---- Listed entries

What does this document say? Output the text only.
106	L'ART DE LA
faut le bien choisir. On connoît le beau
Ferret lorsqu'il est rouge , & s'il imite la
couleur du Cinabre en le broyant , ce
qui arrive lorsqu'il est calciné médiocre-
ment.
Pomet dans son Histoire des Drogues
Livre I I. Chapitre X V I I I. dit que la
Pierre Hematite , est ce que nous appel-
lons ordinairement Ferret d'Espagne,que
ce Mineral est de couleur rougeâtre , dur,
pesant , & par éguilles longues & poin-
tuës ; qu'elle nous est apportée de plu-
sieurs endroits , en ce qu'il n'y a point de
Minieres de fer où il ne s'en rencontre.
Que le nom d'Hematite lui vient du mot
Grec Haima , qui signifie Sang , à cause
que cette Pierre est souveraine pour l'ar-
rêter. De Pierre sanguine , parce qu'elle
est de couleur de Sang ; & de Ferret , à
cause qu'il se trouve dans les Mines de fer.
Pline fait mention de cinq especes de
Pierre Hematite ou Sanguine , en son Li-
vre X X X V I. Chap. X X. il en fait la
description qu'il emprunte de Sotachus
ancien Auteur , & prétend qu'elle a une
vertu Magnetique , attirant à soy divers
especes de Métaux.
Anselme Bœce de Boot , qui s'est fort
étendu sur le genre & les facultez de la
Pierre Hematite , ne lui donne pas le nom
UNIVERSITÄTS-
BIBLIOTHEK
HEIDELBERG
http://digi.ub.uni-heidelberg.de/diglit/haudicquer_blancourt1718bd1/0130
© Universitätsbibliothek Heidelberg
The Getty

--------

[Stated exercise]: Take the listing above and write it out again exactly.

[Reply]:
What does this document say? Output the text only.
106	L'ART DE LA
faut le bien choisir. On connoît le beau
Ferret lorsqu'il est rouge , & s'il imite la
couleur du Cinabre en le broyant , ce
qui arrive lorsqu'il est calciné médiocre-
ment.
Pomet dans son Histoire des Drogues
Livre I I. Chapitre X V I I I. dit que la
Pierre Hematite , est ce que nous appel-
lons ordinairement Ferret d'Espagne,que
ce Mineral est de couleur rougeâtre , dur,
pesant , & par éguilles longues & poin-
tuës ; qu'elle nous est apportée de plu-
sieurs endroits , en ce qu'il n'y a point de
Minieres de fer où il ne s'en rencontre.
Que le nom d'Hematite lui vient du mot
Grec Haima , qui signifie Sang , à cause
que cette Pierre est souveraine pour l'ar-
rêter. De Pierre sanguine , parce qu'elle
est de couleur de Sang ; & de Ferret , à
cause qu'il se trouve dans les Mines de fer.
Pline fait mention de cinq especes de
Pierre Hematite ou Sanguine , en son Li-
vre X X X V I. Chap. X X. il en fait la
description qu'il emprunte de Sotachus
ancien Auteur , & prétend qu'elle a une
vertu Magnetique , attirant à soy divers
especes de Métaux.
Anselme Bœce de Boot , qui s'est fort
étendu sur le genre & les facultez de la
Pierre Hematite , ne lui donne pas le nom
UNIVERSITÄTS-
BIBLIOTHEK
HEIDELBERG
http://digi.ub.uni-heidelberg.de/diglit/haudicquer_blancourt1718bd1/0130
© Universitätsbibliothek Heidelberg
The Getty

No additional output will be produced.